→ **STATED PROBLEM**
Pull every line of the entries that has the word "dates".

→ **INPUT**
— BEGIN —
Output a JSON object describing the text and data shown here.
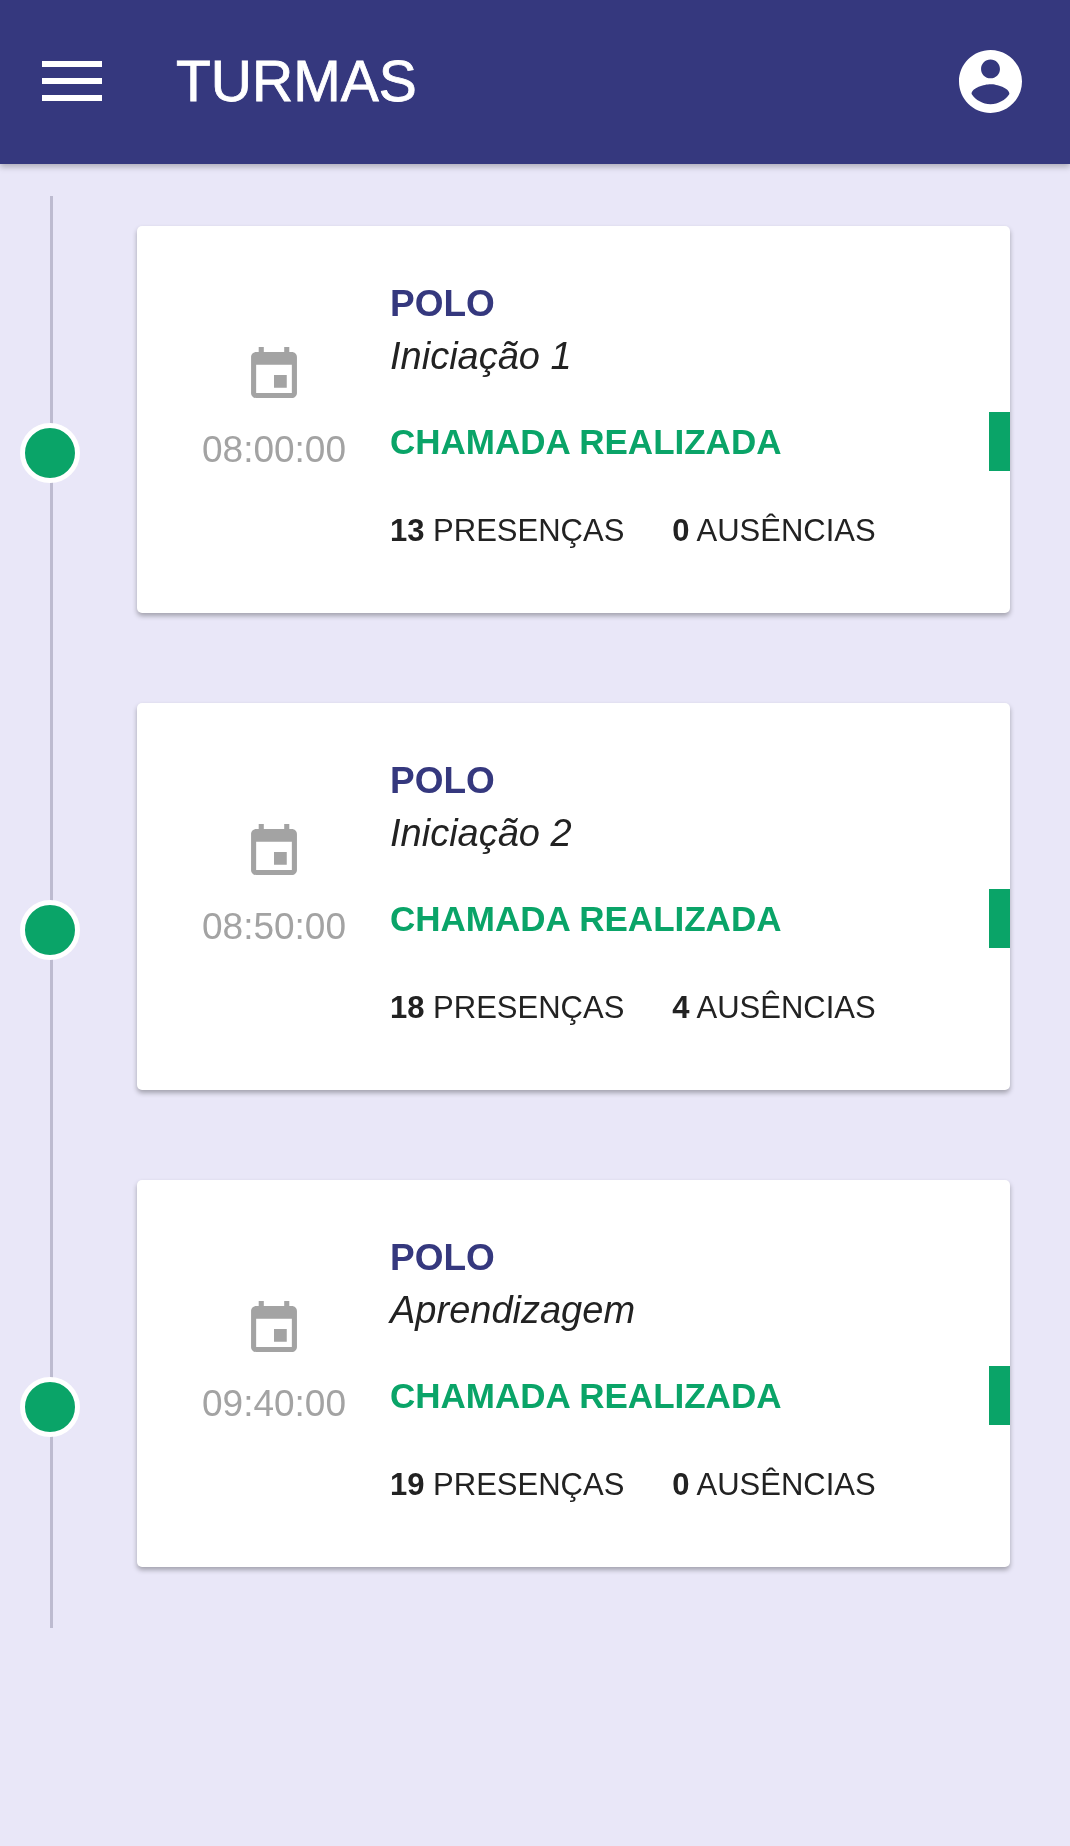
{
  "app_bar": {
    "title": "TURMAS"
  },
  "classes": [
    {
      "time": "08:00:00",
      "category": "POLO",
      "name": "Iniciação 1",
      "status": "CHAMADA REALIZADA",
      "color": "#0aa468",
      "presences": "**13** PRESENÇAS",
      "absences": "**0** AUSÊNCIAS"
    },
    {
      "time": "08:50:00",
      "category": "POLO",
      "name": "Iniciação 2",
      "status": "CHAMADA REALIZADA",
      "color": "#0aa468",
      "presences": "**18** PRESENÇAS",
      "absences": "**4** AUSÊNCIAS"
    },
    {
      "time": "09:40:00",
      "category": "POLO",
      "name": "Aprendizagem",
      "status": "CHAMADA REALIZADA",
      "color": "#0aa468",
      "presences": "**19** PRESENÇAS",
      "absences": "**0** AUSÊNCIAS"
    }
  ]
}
— END —
— BEGIN —
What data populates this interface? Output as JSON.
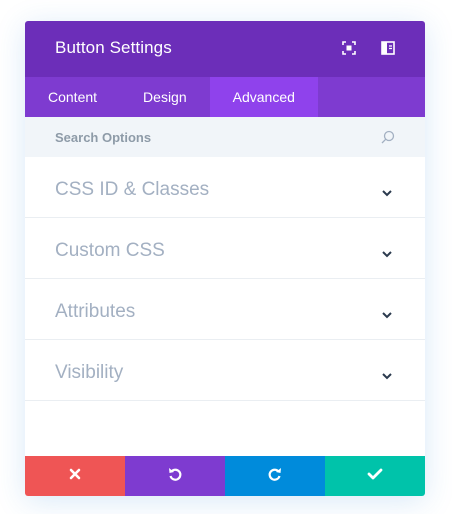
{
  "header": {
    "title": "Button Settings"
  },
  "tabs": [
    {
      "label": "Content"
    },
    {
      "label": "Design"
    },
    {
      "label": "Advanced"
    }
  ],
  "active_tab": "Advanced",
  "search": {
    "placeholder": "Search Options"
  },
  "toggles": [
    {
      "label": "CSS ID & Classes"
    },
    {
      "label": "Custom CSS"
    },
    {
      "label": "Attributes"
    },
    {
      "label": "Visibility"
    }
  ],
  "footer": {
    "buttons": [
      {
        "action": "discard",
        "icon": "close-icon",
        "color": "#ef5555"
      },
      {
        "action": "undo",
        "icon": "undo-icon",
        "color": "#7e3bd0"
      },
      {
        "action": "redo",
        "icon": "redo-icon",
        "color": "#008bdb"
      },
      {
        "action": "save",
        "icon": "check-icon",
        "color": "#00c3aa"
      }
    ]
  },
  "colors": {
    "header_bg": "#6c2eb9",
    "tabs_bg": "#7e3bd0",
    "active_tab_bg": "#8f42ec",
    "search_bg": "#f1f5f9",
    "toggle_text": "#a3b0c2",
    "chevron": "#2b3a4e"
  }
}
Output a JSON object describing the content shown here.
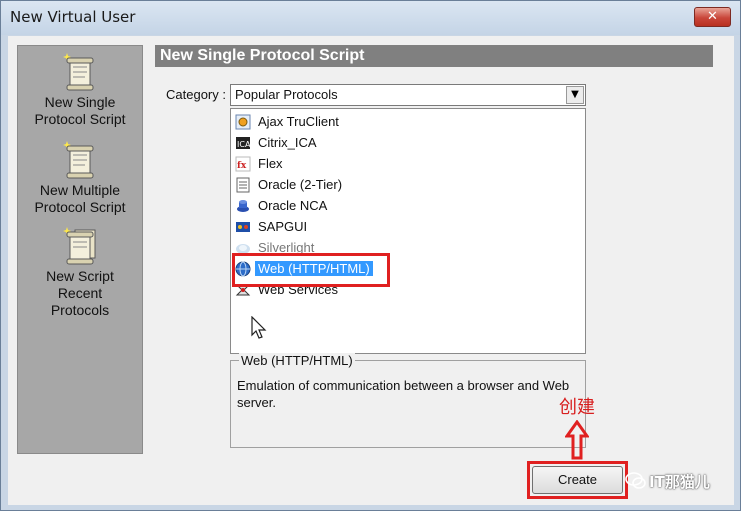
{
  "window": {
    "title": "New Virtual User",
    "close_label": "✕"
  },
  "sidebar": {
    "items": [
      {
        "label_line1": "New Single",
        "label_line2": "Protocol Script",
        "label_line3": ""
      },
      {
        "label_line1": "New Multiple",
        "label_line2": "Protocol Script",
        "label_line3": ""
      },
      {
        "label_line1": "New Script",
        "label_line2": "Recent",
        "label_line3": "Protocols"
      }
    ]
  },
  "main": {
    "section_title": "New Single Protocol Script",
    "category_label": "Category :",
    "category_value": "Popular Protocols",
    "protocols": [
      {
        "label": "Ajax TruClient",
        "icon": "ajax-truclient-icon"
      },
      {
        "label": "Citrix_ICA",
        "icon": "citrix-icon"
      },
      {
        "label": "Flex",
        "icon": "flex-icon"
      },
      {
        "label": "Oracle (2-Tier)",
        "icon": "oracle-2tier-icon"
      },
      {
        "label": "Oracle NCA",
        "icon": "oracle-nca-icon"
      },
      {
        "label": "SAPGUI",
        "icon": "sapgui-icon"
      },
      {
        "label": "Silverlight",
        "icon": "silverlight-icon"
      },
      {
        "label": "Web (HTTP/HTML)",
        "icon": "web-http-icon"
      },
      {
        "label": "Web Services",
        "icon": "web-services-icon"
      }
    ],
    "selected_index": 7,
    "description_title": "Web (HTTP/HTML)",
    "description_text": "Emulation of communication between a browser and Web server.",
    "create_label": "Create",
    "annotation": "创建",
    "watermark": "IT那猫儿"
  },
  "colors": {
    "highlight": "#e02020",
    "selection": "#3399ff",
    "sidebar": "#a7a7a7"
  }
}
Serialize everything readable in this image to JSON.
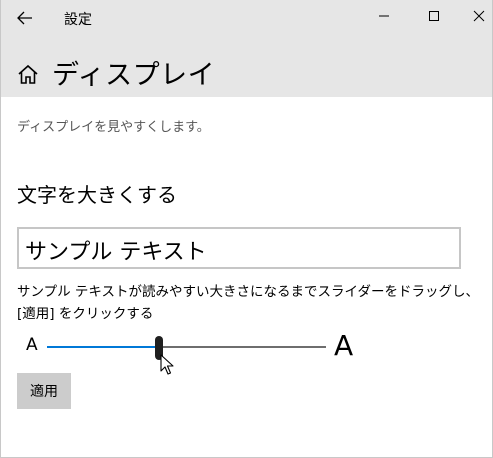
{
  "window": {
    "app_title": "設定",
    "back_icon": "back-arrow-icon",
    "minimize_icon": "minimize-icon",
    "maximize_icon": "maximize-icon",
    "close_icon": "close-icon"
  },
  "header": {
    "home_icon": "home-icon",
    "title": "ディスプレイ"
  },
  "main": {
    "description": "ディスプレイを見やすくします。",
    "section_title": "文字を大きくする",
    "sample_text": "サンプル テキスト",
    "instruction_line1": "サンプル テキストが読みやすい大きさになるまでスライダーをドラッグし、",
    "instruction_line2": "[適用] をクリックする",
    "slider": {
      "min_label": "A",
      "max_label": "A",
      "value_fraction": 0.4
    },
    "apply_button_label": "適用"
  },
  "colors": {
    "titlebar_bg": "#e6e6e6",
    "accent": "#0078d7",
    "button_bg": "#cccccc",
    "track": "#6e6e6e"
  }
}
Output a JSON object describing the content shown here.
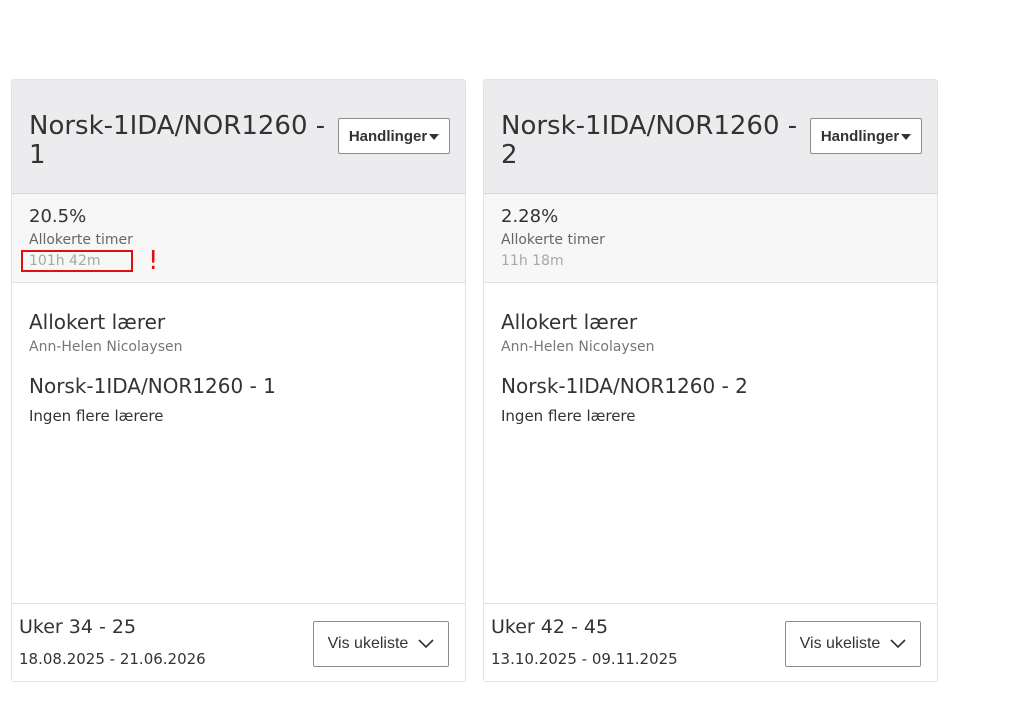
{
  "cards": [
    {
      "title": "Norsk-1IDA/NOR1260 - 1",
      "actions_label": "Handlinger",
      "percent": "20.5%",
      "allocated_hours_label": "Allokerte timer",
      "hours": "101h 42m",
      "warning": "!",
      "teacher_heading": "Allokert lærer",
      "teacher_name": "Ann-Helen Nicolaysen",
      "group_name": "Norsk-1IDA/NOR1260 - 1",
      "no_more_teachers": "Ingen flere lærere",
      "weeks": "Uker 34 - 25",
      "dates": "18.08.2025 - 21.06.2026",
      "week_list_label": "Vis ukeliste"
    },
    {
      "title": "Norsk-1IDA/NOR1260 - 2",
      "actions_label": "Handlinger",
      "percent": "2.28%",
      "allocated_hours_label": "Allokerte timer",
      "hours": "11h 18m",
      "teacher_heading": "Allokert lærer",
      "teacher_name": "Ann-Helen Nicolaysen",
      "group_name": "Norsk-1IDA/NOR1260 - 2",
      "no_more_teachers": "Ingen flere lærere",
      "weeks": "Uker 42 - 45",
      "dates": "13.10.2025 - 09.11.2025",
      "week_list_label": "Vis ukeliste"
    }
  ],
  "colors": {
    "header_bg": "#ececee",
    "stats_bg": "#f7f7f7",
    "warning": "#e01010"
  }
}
— END —
→ **COMPLETE RESPONSE**
      "dates": "18.08.2025 - 21.06.2026",
      "dates": "13.10.2025 - 09.11.2025",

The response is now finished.